>> begin

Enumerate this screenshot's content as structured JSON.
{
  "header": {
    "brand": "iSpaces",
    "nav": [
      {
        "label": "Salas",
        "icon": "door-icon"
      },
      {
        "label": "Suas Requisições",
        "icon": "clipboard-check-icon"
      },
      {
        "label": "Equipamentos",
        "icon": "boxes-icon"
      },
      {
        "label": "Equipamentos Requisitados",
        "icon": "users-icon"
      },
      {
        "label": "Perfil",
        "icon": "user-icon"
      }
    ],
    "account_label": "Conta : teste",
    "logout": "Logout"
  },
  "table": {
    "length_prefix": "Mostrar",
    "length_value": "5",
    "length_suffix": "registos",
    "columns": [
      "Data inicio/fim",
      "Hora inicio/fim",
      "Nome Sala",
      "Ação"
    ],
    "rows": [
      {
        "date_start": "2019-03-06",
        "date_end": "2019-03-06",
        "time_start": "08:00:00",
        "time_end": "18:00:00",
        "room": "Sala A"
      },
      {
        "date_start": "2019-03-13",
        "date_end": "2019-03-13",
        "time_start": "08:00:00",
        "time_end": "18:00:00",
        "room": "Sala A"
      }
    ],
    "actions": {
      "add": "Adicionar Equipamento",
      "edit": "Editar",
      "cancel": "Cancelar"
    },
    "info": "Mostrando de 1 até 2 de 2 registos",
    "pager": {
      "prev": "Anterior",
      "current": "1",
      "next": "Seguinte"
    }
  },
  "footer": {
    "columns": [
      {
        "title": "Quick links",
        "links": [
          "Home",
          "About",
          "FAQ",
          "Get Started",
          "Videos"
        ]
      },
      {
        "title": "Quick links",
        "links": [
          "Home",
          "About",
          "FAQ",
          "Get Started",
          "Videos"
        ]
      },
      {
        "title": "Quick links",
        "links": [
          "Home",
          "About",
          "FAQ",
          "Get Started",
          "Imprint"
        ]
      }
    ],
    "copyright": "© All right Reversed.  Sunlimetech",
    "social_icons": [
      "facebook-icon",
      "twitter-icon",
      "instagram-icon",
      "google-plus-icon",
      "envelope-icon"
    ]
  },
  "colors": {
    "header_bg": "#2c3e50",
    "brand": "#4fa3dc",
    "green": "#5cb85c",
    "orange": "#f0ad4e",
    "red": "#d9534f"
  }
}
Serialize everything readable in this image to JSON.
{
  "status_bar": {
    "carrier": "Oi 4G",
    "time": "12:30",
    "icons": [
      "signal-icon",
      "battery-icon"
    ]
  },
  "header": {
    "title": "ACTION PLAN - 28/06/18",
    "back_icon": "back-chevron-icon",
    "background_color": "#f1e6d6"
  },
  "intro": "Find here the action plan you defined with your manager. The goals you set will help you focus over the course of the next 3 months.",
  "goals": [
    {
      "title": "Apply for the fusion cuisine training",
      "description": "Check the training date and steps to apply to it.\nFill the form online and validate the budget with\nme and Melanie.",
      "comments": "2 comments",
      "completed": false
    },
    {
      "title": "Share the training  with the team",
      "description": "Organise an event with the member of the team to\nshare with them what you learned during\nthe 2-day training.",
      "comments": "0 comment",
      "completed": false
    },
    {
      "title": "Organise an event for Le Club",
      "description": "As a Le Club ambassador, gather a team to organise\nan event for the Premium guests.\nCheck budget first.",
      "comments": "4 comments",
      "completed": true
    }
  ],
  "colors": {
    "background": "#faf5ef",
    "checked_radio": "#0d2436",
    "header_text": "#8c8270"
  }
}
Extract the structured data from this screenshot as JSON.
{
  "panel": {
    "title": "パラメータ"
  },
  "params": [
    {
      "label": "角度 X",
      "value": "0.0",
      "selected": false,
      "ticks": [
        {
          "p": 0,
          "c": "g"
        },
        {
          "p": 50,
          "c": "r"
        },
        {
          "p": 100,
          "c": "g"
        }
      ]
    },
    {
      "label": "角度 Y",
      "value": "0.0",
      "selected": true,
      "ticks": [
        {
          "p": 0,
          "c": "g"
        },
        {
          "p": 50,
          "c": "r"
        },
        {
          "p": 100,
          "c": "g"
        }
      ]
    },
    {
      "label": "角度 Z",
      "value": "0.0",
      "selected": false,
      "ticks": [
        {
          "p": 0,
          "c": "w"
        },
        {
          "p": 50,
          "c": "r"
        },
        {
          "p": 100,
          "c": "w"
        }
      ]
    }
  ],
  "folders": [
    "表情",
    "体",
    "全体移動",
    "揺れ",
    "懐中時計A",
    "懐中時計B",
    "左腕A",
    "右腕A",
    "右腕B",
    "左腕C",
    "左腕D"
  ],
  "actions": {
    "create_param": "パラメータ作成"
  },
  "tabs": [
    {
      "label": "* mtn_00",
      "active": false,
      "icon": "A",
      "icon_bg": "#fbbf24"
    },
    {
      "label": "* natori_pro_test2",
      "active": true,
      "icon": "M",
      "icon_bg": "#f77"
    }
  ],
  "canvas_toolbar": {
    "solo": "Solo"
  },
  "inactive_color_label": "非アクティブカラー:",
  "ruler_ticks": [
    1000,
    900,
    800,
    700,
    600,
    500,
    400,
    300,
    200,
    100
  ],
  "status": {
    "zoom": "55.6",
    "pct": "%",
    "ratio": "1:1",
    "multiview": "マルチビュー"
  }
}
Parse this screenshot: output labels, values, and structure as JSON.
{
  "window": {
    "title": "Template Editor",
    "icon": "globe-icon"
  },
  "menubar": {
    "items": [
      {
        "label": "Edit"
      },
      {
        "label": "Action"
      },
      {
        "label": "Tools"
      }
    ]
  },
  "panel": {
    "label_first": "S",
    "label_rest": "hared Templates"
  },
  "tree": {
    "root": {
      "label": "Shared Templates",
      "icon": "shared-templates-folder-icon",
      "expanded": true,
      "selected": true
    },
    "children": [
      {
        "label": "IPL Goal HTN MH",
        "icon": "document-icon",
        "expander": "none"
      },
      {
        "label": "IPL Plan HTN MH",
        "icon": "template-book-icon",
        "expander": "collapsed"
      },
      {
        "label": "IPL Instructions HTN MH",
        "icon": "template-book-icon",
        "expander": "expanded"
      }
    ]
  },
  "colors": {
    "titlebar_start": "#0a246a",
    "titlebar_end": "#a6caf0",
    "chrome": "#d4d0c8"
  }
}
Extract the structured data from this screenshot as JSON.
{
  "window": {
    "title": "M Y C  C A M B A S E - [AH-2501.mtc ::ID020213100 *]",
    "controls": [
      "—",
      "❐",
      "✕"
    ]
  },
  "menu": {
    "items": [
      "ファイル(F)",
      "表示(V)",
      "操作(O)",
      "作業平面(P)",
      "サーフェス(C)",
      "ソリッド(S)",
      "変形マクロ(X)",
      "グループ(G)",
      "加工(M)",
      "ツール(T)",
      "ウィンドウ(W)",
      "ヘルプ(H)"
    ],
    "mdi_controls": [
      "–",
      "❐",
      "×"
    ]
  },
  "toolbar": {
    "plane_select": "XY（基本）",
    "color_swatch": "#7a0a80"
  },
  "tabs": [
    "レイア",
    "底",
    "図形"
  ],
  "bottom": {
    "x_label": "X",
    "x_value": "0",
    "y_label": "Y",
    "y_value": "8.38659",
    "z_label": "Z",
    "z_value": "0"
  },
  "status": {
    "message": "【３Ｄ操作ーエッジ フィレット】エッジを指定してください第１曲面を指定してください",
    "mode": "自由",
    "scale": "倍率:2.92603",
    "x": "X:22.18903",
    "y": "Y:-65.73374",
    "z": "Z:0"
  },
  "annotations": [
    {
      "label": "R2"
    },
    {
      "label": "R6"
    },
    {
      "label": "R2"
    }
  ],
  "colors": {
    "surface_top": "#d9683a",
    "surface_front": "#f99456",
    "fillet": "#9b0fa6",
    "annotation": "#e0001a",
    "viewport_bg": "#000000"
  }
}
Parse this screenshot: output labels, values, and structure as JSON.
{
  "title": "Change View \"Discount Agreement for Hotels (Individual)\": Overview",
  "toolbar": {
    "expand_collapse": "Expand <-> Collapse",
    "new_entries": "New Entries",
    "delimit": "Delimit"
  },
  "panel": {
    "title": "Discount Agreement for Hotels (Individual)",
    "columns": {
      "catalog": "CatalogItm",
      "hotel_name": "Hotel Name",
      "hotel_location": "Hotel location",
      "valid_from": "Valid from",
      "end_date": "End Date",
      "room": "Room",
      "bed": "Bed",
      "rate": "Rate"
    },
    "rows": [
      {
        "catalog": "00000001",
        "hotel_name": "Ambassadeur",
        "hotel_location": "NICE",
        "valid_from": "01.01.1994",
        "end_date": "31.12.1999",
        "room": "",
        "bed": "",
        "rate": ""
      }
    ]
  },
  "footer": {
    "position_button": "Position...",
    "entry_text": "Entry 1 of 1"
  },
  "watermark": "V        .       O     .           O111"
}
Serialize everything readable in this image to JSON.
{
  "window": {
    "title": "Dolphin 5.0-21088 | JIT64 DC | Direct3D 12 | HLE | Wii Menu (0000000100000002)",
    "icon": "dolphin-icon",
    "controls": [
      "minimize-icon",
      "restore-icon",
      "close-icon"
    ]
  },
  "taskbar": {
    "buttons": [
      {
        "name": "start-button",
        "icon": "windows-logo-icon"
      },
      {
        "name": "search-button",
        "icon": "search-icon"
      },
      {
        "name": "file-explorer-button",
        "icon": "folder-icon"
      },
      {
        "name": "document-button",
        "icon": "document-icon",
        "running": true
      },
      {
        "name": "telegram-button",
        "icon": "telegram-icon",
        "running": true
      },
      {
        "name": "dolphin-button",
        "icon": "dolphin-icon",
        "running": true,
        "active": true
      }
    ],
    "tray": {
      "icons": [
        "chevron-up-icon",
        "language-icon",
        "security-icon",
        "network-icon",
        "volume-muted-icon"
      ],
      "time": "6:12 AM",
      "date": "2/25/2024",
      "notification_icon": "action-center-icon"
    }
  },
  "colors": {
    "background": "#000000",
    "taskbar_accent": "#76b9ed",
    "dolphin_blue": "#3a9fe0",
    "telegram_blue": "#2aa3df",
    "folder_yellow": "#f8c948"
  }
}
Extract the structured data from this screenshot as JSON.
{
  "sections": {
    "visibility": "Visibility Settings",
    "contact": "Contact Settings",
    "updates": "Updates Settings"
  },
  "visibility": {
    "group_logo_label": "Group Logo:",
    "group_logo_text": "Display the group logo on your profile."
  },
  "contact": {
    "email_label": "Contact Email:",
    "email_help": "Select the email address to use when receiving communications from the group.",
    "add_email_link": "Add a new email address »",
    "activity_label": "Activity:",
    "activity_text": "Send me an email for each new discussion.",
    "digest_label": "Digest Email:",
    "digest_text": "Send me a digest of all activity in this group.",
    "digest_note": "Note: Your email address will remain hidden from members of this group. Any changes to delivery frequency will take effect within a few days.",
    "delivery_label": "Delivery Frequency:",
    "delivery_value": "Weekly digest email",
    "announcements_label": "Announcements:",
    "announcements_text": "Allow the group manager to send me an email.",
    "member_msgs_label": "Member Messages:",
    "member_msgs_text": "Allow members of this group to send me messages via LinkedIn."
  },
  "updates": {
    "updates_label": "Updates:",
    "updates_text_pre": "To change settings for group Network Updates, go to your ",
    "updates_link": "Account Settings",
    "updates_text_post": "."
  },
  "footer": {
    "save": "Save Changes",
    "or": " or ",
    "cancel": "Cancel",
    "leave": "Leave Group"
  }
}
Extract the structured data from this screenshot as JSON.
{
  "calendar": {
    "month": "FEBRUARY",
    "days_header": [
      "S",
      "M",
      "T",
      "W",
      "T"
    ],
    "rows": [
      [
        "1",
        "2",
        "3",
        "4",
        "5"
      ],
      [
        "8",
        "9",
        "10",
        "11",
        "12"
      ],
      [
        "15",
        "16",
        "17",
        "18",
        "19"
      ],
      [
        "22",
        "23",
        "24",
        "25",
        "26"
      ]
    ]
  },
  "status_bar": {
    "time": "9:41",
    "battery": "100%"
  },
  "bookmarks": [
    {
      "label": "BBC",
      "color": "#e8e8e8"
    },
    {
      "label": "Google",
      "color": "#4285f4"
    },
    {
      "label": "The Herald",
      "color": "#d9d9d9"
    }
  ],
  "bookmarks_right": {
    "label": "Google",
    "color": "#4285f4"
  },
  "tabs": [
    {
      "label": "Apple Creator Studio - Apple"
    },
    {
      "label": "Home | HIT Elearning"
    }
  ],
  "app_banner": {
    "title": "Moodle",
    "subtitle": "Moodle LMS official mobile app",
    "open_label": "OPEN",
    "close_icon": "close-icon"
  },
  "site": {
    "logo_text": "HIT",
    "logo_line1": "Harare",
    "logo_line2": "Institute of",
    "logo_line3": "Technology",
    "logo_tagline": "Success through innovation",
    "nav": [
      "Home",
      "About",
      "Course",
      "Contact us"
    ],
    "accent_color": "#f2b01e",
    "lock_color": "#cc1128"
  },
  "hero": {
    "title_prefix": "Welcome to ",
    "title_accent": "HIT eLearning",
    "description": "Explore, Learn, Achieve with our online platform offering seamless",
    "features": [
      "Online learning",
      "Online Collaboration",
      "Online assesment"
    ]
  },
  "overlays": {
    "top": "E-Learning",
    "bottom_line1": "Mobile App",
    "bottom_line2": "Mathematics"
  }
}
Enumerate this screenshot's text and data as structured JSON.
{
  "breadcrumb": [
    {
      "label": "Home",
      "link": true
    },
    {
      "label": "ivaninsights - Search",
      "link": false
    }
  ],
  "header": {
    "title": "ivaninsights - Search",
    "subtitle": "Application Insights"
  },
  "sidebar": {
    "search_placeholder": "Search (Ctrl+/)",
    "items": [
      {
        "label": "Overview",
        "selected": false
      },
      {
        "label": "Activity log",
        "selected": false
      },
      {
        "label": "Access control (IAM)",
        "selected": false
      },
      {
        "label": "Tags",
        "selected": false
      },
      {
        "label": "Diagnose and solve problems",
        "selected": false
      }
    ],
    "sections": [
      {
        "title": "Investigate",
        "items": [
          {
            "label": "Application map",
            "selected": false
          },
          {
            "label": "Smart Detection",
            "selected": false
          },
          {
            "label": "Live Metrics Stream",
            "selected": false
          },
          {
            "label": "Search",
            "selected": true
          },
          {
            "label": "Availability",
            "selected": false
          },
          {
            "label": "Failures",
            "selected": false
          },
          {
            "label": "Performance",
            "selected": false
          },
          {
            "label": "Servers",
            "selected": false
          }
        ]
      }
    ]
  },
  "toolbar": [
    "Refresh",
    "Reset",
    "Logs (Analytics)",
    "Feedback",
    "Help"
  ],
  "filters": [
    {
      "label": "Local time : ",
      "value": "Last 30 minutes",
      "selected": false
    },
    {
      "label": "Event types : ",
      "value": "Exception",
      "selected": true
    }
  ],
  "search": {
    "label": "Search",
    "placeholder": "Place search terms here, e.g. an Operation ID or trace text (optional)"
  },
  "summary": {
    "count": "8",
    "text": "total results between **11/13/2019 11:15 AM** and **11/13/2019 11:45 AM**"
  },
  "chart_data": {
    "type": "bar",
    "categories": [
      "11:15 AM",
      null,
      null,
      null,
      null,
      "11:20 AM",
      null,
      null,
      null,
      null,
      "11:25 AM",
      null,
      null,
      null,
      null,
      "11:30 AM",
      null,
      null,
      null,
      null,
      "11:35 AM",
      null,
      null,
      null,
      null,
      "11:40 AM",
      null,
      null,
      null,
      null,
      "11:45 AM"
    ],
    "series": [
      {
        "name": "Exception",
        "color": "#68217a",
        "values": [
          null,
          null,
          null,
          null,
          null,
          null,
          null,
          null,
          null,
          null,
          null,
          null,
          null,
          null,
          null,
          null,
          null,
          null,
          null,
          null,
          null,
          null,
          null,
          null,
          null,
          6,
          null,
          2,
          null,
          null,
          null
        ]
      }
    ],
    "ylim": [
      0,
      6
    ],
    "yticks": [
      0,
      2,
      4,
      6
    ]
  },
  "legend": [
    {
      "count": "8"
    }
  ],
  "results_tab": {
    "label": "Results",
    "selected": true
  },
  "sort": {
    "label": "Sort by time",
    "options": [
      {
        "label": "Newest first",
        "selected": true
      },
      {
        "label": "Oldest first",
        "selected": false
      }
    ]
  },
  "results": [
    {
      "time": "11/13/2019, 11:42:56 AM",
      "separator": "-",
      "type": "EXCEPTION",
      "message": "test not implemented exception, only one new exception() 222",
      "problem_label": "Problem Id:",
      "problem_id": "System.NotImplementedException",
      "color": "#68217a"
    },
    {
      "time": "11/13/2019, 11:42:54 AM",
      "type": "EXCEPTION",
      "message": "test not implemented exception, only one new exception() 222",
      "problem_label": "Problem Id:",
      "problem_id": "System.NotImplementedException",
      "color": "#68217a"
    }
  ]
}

>> end

§ **Prompt**
Pick out the lines that include the word "description" and write them out.

§ **Expected output**
      "description": "Check the training date and steps to apply to it.\nFill the form online and validate the budget with\nme and Melanie.",
      "description": "Organise an event with the member of the team to\nshare with them what you learned during\nthe 2-day training.",
      "description": "As a Le Club ambassador, gather a team to organise\nan event for the Premium guests.\nCheck budget first.",
    "description": "Explore, Learn, Achieve with our online platform offering seamless",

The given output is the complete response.